(Stored data entries)

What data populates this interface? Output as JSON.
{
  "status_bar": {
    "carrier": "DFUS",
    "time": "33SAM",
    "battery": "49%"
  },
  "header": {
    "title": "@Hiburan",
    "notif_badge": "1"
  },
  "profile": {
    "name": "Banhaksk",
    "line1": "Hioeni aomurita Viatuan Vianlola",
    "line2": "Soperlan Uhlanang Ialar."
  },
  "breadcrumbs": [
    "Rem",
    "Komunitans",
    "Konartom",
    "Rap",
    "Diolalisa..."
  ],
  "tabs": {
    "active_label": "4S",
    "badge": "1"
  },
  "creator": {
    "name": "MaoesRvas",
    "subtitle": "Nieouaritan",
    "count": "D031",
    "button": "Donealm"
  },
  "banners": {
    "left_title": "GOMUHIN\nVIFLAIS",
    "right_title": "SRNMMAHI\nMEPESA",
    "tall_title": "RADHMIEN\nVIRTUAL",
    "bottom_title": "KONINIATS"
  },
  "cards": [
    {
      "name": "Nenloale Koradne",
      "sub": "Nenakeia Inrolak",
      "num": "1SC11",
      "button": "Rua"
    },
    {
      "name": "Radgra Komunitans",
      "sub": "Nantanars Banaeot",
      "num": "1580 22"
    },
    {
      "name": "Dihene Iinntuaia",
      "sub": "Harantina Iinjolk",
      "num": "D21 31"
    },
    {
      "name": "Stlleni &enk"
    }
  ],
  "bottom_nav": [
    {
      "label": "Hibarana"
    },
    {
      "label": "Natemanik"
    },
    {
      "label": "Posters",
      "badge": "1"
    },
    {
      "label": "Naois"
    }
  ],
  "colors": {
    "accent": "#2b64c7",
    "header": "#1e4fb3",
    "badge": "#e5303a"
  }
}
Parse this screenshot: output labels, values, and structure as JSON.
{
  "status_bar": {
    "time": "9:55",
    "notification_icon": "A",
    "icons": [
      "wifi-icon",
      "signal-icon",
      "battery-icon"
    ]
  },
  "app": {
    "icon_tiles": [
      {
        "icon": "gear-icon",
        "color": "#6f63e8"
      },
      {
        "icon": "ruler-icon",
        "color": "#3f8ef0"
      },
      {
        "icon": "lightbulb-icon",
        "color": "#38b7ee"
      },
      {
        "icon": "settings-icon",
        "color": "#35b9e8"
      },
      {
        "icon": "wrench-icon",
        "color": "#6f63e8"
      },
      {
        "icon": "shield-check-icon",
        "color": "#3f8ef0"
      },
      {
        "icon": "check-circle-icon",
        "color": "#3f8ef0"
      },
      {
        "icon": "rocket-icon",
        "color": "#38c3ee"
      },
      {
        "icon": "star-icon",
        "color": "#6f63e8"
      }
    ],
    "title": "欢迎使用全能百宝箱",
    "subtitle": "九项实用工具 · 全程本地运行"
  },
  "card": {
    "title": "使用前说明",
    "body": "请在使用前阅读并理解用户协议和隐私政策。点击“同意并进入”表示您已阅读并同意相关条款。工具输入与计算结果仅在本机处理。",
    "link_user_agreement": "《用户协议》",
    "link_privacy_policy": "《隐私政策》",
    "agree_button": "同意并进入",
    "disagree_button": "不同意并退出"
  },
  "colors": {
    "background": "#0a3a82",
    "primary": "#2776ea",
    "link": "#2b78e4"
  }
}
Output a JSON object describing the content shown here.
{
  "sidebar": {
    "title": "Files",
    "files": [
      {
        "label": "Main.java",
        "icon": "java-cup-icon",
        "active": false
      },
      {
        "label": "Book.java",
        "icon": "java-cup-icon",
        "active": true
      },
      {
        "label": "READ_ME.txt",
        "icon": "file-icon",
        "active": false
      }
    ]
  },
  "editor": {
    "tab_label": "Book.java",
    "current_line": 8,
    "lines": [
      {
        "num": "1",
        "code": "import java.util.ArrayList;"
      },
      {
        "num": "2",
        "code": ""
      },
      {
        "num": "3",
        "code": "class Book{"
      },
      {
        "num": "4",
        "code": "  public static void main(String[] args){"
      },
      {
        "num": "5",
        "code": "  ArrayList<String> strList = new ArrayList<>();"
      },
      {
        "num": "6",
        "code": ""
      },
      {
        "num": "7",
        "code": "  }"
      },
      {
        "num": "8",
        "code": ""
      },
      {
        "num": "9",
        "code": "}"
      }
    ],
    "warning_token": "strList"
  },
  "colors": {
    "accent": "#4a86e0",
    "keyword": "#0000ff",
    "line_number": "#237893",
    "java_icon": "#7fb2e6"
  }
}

■ **WHAT YOU WILL DO**
Tally the lines of the listing above that include the word "Book". Answer with the number alone.

■ **FULL OUTPUT**
3